**Given information**
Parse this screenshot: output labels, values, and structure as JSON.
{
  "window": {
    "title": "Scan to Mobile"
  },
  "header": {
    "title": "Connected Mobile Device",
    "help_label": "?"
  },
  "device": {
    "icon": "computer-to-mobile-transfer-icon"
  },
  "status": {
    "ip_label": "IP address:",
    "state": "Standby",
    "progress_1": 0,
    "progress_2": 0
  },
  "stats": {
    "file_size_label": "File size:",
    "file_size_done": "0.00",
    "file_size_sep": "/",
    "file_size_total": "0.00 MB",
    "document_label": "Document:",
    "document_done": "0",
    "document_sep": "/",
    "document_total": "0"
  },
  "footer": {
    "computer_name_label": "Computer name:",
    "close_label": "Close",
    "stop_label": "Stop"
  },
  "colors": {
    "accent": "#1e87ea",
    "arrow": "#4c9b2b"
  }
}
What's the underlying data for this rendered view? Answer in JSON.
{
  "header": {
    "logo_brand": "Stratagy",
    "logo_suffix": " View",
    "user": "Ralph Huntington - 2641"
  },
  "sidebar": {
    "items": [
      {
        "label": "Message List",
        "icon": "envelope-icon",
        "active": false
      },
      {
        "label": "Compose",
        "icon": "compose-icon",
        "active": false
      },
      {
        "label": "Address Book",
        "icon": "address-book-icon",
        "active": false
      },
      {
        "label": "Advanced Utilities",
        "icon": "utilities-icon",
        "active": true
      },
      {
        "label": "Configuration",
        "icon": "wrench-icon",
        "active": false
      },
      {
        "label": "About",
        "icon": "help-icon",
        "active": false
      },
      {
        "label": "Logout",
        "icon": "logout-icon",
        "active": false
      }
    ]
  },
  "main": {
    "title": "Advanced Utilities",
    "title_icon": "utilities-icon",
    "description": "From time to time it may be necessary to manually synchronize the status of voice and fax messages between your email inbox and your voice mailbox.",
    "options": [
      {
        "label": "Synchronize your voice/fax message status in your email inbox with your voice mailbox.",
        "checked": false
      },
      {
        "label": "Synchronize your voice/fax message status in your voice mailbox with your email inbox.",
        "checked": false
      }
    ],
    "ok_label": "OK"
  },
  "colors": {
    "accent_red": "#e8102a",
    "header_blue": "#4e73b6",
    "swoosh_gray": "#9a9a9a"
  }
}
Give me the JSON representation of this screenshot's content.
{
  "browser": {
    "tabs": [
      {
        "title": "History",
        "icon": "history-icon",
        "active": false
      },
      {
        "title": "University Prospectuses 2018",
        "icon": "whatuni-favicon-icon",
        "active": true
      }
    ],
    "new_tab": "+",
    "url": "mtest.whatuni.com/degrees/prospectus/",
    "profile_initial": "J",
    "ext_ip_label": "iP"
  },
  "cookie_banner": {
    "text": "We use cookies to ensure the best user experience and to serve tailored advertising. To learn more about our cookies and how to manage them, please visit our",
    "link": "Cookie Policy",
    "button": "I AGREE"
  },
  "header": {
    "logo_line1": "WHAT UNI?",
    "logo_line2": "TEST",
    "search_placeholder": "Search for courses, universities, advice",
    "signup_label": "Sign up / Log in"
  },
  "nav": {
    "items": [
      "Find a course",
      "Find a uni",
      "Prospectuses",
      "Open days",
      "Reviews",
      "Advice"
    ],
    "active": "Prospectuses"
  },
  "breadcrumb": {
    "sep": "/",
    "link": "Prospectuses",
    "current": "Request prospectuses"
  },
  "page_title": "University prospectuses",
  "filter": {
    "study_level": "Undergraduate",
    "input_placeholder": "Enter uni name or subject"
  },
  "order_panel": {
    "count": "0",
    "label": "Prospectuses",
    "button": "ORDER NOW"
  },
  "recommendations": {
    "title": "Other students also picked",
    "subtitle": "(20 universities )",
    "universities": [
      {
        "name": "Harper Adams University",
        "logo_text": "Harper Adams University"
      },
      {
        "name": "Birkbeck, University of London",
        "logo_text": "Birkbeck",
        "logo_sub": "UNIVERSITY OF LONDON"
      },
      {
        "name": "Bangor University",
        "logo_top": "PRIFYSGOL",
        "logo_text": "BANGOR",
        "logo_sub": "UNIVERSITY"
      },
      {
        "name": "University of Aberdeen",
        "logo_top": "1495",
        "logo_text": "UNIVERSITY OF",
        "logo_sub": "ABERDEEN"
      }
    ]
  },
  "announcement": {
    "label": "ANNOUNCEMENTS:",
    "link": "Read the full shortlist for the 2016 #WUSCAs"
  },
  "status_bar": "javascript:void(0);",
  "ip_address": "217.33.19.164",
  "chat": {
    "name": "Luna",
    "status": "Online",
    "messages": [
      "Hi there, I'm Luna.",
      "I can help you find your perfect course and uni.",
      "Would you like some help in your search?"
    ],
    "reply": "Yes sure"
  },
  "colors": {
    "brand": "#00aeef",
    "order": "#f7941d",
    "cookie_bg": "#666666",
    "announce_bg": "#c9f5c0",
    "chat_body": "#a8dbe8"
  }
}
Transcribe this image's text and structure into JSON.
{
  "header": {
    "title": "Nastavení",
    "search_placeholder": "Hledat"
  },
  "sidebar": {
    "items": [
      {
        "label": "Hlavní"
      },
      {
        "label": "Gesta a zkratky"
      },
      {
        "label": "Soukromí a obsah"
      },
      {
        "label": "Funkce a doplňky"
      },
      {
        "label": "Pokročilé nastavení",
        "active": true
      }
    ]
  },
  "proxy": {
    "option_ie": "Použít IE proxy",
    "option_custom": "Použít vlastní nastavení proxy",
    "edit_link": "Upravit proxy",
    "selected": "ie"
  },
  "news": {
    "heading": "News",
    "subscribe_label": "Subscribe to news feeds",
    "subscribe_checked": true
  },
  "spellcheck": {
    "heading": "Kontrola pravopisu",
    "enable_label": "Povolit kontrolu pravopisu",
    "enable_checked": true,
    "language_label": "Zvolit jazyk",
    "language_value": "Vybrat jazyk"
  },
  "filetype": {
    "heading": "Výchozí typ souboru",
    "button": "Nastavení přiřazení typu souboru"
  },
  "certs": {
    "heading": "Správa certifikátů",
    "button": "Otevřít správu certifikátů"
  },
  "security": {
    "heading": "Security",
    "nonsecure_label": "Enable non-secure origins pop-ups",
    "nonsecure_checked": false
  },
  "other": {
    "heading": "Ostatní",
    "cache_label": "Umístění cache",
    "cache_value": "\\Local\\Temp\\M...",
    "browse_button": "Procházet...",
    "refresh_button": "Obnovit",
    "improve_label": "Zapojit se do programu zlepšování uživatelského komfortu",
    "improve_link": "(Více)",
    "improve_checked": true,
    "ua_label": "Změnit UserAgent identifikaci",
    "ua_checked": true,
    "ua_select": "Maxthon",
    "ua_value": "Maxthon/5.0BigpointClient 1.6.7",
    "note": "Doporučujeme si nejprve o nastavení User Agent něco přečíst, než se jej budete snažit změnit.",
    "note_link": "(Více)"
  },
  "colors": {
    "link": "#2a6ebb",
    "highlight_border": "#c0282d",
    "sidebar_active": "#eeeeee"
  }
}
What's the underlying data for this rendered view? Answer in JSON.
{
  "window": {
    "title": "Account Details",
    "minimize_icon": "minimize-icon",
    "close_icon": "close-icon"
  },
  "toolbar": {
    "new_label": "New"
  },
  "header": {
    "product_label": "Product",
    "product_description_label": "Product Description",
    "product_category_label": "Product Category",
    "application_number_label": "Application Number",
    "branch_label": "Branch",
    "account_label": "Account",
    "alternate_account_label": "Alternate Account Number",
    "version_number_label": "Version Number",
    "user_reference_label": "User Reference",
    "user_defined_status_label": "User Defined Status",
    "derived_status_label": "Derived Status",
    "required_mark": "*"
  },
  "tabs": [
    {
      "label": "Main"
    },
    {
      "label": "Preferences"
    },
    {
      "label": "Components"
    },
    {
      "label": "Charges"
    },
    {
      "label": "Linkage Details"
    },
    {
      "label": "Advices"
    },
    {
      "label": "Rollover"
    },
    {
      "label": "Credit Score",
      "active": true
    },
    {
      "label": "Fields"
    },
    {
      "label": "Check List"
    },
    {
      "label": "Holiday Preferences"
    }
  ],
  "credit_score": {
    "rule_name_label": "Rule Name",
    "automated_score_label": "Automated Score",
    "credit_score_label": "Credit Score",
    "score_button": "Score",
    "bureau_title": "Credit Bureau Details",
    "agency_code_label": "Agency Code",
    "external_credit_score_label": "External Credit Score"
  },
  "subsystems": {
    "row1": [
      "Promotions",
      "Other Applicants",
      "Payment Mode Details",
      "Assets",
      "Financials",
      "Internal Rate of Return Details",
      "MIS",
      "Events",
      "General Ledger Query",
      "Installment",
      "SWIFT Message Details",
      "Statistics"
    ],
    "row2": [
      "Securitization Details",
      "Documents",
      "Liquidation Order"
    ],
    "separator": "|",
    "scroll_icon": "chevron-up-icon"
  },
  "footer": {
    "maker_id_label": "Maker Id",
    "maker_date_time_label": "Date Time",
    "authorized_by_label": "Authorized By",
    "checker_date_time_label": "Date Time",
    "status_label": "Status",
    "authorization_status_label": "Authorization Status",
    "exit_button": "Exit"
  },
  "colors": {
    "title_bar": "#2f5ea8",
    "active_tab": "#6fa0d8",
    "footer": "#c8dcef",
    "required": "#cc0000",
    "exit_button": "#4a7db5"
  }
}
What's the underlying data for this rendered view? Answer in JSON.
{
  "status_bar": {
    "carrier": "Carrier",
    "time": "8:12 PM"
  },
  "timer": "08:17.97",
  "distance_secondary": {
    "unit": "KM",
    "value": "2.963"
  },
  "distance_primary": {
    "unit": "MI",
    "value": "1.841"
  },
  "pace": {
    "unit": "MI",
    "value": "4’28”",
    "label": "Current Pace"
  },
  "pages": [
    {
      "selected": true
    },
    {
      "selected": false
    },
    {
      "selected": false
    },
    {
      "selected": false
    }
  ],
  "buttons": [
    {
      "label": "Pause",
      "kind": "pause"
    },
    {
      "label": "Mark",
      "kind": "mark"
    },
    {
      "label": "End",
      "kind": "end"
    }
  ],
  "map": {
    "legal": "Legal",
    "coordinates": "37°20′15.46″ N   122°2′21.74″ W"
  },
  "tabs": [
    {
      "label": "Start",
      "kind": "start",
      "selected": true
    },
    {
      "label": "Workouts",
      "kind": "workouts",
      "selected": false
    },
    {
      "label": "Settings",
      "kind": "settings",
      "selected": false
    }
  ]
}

**Requirements**
In the material above, find the lines that contain "Maxthon" and show them.

**Result**
    "ua_select": "Maxthon",
    "ua_value": "Maxthon/5.0BigpointClient 1.6.7",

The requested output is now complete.